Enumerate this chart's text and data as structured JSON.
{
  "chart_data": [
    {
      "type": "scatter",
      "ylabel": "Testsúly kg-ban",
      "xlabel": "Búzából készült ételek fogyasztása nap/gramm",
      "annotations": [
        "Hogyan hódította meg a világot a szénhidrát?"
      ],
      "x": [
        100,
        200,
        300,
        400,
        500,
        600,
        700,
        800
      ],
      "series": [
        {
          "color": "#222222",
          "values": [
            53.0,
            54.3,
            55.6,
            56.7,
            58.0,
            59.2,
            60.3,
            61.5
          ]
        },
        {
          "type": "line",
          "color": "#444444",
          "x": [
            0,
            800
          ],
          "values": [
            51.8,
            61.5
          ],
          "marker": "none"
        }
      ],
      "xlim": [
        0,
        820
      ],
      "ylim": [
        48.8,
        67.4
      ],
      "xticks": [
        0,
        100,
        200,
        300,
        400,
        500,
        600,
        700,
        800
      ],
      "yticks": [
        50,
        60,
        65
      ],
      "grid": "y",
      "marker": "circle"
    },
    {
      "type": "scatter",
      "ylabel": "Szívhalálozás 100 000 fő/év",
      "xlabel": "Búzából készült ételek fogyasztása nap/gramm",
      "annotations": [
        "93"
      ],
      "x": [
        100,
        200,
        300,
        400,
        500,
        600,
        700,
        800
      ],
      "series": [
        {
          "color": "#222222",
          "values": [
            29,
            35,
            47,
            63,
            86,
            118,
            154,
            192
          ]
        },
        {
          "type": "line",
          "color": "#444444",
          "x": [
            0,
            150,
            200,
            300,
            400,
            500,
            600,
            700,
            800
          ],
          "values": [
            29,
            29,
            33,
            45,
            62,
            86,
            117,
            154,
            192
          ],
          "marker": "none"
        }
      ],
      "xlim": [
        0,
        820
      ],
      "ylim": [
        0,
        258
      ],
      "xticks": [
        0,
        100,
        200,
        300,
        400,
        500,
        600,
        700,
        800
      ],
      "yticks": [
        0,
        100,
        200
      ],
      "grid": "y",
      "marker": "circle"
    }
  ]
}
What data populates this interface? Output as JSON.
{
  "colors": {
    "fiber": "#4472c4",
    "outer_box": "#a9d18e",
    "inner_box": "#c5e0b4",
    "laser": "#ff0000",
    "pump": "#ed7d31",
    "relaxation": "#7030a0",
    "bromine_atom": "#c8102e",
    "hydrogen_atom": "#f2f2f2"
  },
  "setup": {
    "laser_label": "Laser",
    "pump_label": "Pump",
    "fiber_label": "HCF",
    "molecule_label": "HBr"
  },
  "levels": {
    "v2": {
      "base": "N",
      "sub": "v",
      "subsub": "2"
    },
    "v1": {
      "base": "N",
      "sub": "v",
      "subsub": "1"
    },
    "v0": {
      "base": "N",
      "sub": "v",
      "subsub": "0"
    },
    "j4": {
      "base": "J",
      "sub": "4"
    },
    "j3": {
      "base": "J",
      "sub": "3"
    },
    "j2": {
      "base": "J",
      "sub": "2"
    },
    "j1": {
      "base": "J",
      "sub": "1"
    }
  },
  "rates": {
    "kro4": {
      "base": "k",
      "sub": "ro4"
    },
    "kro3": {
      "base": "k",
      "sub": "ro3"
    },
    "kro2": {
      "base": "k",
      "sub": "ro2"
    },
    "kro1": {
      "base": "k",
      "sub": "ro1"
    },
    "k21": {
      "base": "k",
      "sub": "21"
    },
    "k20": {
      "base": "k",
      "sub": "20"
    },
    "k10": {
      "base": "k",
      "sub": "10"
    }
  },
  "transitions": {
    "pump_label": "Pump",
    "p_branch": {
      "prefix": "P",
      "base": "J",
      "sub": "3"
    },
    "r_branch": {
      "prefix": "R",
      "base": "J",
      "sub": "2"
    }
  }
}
================
Write out the full set of records exactly as given.

Enumerate this chart's text and data as structured JSON.
{
  "chart_data": [
    {
      "type": "scatter",
      "ylabel": "Testsúly kg-ban",
      "xlabel": "Búzából készült ételek fogyasztása nap/gramm",
      "annotations": [
        "Hogyan hódította meg a világot a szénhidrát?"
      ],
      "x": [
        100,
        200,
        300,
        400,
        500,
        600,
        700,
        800
      ],
      "series": [
        {
          "color": "#222222",
          "values": [
            53.0,
            54.3,
            55.6,
            56.7,
            58.0,
            59.2,
            60.3,
            61.5
          ]
        },
        {
          "type": "line",
          "color": "#444444",
          "x": [
            0,
            800
          ],
          "values": [
            51.8,
            61.5
          ],
          "marker": "none"
        }
      ],
      "xlim": [
        0,
        820
      ],
      "ylim": [
        48.8,
        67.4
      ],
      "xticks": [
        0,
        100,
        200,
        300,
        400,
        500,
        600,
        700,
        800
      ],
      "yticks": [
        50,
        60,
        65
      ],
      "grid": "y",
      "marker": "circle"
    },
    {
      "type": "scatter",
      "ylabel": "Szívhalálozás 100 000 fő/év",
      "xlabel": "Búzából készült ételek fogyasztása nap/gramm",
      "annotations": [
        "93"
      ],
      "x": [
        100,
        200,
        300,
        400,
        500,
        600,
        700,
        800
      ],
      "series": [
        {
          "color": "#222222",
          "values": [
            29,
            35,
            47,
            63,
            86,
            118,
            154,
            192
          ]
        },
        {
          "type": "line",
          "color": "#444444",
          "x": [
            0,
            150,
            200,
            300,
            400,
            500,
            600,
            700,
            800
          ],
          "values": [
            29,
            29,
            33,
            45,
            62,
            86,
            117,
            154,
            192
          ],
          "marker": "none"
        }
      ],
      "xlim": [
        0,
        820
      ],
      "ylim": [
        0,
        258
      ],
      "xticks": [
        0,
        100,
        200,
        300,
        400,
        500,
        600,
        700,
        800
      ],
      "yticks": [
        0,
        100,
        200
      ],
      "grid": "y",
      "marker": "circle"
    }
  ]
}
What data populates this interface? Output as JSON.
{
  "colors": {
    "fiber": "#4472c4",
    "outer_box": "#a9d18e",
    "inner_box": "#c5e0b4",
    "laser": "#ff0000",
    "pump": "#ed7d31",
    "relaxation": "#7030a0",
    "bromine_atom": "#c8102e",
    "hydrogen_atom": "#f2f2f2"
  },
  "setup": {
    "laser_label": "Laser",
    "pump_label": "Pump",
    "fiber_label": "HCF",
    "molecule_label": "HBr"
  },
  "levels": {
    "v2": {
      "base": "N",
      "sub": "v",
      "subsub": "2"
    },
    "v1": {
      "base": "N",
      "sub": "v",
      "subsub": "1"
    },
    "v0": {
      "base": "N",
      "sub": "v",
      "subsub": "0"
    },
    "j4": {
      "base": "J",
      "sub": "4"
    },
    "j3": {
      "base": "J",
      "sub": "3"
    },
    "j2": {
      "base": "J",
      "sub": "2"
    },
    "j1": {
      "base": "J",
      "sub": "1"
    }
  },
  "rates": {
    "kro4": {
      "base": "k",
      "sub": "ro4"
    },
    "kro3": {
      "base": "k",
      "sub": "ro3"
    },
    "kro2": {
      "base": "k",
      "sub": "ro2"
    },
    "kro1": {
      "base": "k",
      "sub": "ro1"
    },
    "k21": {
      "base": "k",
      "sub": "21"
    },
    "k20": {
      "base": "k",
      "sub": "20"
    },
    "k10": {
      "base": "k",
      "sub": "10"
    }
  },
  "transitions": {
    "pump_label": "Pump",
    "p_branch": {
      "prefix": "P",
      "base": "J",
      "sub": "3"
    },
    "r_branch": {
      "prefix": "R",
      "base": "J",
      "sub": "2"
    }
  }
}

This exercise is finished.